=== What to work on ===
Reply with one number: the count of lines in the records below that hold "Babycorn".

=== Given data ===
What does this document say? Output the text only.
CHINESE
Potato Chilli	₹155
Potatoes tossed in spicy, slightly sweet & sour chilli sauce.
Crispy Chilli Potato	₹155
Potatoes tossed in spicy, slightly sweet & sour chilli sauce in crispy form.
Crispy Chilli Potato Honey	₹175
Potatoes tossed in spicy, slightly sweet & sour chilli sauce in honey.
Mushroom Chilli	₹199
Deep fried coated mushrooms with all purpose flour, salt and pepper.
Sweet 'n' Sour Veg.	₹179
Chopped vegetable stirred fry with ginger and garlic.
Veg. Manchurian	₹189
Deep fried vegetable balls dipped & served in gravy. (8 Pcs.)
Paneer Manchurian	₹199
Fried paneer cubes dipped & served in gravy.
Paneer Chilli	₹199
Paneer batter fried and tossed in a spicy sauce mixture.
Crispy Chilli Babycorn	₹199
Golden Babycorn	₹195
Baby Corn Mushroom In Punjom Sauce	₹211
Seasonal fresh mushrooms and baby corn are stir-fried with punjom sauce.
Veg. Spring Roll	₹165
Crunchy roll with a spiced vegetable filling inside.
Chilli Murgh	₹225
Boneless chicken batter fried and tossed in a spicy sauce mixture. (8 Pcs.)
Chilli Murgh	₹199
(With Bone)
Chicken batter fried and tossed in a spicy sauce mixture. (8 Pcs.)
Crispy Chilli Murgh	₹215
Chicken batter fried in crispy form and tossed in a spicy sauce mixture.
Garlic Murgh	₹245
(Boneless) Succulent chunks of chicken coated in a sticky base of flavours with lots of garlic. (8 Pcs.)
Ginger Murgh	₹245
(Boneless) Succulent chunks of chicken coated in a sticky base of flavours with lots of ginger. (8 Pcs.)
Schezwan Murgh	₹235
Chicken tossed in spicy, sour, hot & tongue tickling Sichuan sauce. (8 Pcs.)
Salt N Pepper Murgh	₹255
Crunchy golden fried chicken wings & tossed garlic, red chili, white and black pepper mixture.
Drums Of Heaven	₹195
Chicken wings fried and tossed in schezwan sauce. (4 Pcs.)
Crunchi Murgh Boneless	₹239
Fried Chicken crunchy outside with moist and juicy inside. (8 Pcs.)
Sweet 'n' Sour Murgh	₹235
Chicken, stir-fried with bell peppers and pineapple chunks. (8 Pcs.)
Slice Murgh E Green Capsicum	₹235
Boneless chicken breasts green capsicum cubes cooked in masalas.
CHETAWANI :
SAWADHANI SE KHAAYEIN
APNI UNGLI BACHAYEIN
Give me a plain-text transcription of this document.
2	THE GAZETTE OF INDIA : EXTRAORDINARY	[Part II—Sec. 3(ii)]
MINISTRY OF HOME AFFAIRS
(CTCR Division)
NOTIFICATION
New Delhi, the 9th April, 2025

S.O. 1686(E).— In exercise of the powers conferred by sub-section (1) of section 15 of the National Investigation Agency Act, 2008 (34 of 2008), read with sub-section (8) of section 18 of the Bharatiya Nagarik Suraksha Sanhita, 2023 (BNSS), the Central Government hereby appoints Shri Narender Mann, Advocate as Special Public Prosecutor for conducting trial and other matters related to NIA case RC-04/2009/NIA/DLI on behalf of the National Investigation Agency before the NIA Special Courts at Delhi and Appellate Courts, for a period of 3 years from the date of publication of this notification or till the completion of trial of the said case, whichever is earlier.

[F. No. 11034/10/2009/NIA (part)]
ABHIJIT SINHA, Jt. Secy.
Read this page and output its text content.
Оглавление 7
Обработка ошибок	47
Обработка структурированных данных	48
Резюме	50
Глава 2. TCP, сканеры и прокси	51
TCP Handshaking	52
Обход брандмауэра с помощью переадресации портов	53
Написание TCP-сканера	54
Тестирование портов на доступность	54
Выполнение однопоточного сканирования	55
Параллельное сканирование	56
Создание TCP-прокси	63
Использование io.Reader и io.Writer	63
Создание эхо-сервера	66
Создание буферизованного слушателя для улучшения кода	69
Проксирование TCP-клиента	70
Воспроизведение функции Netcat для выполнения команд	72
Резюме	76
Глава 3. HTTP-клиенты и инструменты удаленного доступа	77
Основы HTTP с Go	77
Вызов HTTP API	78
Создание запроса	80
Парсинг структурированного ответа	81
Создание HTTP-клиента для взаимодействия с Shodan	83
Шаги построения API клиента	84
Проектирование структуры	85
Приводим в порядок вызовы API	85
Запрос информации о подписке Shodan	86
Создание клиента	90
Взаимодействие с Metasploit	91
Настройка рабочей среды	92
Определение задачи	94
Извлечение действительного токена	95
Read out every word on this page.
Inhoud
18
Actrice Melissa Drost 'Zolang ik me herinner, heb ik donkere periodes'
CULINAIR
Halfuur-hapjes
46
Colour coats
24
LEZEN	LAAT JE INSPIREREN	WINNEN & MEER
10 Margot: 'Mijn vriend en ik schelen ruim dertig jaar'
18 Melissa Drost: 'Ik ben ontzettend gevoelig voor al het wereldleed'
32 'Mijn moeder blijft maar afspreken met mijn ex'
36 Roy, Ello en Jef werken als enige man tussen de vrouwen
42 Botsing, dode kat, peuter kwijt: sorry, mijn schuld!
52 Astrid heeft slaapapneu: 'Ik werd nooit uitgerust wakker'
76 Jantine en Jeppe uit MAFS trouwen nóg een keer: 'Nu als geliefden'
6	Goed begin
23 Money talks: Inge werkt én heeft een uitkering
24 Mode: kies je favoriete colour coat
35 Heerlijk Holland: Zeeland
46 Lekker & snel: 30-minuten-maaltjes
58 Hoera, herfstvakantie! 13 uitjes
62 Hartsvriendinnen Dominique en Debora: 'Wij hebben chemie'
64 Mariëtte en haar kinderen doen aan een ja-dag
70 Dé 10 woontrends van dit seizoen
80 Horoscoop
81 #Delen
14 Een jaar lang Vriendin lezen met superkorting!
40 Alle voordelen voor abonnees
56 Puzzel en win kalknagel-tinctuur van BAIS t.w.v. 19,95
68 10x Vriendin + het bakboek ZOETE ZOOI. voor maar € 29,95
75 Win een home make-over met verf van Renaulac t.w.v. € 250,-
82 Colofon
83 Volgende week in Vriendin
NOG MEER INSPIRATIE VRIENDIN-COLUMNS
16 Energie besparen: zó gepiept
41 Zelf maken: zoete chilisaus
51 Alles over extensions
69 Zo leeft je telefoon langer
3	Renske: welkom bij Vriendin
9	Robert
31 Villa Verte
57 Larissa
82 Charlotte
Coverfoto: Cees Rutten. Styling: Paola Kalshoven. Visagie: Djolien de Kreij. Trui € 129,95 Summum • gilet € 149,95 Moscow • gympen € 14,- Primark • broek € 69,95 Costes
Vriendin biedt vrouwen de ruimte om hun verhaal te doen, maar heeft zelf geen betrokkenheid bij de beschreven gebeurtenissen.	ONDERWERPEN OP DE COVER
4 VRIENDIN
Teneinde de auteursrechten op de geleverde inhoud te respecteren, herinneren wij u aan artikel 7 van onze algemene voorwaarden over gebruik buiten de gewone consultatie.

=== Complete output ===
2